**EXERCISE DETAILS**
Your answer should be the records, restated word for word.

**EXERCISE MATERIALS**
((

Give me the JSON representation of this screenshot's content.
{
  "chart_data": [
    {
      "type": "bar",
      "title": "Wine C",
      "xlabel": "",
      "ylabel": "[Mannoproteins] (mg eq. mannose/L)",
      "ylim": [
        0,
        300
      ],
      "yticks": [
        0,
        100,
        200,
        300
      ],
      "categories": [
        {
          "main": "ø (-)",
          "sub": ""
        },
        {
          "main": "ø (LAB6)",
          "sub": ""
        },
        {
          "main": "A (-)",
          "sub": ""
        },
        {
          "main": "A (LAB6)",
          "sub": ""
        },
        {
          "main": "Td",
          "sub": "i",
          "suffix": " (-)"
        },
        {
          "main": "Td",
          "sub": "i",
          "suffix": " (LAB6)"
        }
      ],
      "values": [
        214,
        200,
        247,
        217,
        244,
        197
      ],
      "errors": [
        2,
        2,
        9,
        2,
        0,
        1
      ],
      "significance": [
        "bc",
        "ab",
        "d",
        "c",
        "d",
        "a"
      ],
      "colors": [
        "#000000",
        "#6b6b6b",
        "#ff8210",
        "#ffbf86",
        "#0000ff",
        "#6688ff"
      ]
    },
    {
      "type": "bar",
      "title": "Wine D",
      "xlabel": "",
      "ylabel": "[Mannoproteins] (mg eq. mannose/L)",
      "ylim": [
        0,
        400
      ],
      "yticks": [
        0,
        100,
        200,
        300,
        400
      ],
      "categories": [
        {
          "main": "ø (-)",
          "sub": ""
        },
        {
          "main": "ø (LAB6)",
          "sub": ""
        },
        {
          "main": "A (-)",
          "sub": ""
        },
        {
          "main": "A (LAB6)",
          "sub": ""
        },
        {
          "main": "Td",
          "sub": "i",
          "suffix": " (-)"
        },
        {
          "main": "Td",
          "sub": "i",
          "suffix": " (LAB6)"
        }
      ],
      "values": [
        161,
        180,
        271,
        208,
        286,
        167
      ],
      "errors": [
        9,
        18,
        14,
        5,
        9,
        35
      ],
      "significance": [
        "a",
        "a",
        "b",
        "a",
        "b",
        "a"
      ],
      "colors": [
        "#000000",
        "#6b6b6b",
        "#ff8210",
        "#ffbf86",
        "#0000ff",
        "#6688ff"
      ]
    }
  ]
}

))

**RESULT**
Give me the JSON representation of this screenshot's content.
{
  "chart_data": [
    {
      "type": "bar",
      "title": "Wine C",
      "xlabel": "",
      "ylabel": "[Mannoproteins] (mg eq. mannose/L)",
      "ylim": [
        0,
        300
      ],
      "yticks": [
        0,
        100,
        200,
        300
      ],
      "categories": [
        {
          "main": "ø (-)",
          "sub": ""
        },
        {
          "main": "ø (LAB6)",
          "sub": ""
        },
        {
          "main": "A (-)",
          "sub": ""
        },
        {
          "main": "A (LAB6)",
          "sub": ""
        },
        {
          "main": "Td",
          "sub": "i",
          "suffix": " (-)"
        },
        {
          "main": "Td",
          "sub": "i",
          "suffix": " (LAB6)"
        }
      ],
      "values": [
        214,
        200,
        247,
        217,
        244,
        197
      ],
      "errors": [
        2,
        2,
        9,
        2,
        0,
        1
      ],
      "significance": [
        "bc",
        "ab",
        "d",
        "c",
        "d",
        "a"
      ],
      "colors": [
        "#000000",
        "#6b6b6b",
        "#ff8210",
        "#ffbf86",
        "#0000ff",
        "#6688ff"
      ]
    },
    {
      "type": "bar",
      "title": "Wine D",
      "xlabel": "",
      "ylabel": "[Mannoproteins] (mg eq. mannose/L)",
      "ylim": [
        0,
        400
      ],
      "yticks": [
        0,
        100,
        200,
        300,
        400
      ],
      "categories": [
        {
          "main": "ø (-)",
          "sub": ""
        },
        {
          "main": "ø (LAB6)",
          "sub": ""
        },
        {
          "main": "A (-)",
          "sub": ""
        },
        {
          "main": "A (LAB6)",
          "sub": ""
        },
        {
          "main": "Td",
          "sub": "i",
          "suffix": " (-)"
        },
        {
          "main": "Td",
          "sub": "i",
          "suffix": " (LAB6)"
        }
      ],
      "values": [
        161,
        180,
        271,
        208,
        286,
        167
      ],
      "errors": [
        9,
        18,
        14,
        5,
        9,
        35
      ],
      "significance": [
        "a",
        "a",
        "b",
        "a",
        "b",
        "a"
      ],
      "colors": [
        "#000000",
        "#6b6b6b",
        "#ff8210",
        "#ffbf86",
        "#0000ff",
        "#6688ff"
      ]
    }
  ]
}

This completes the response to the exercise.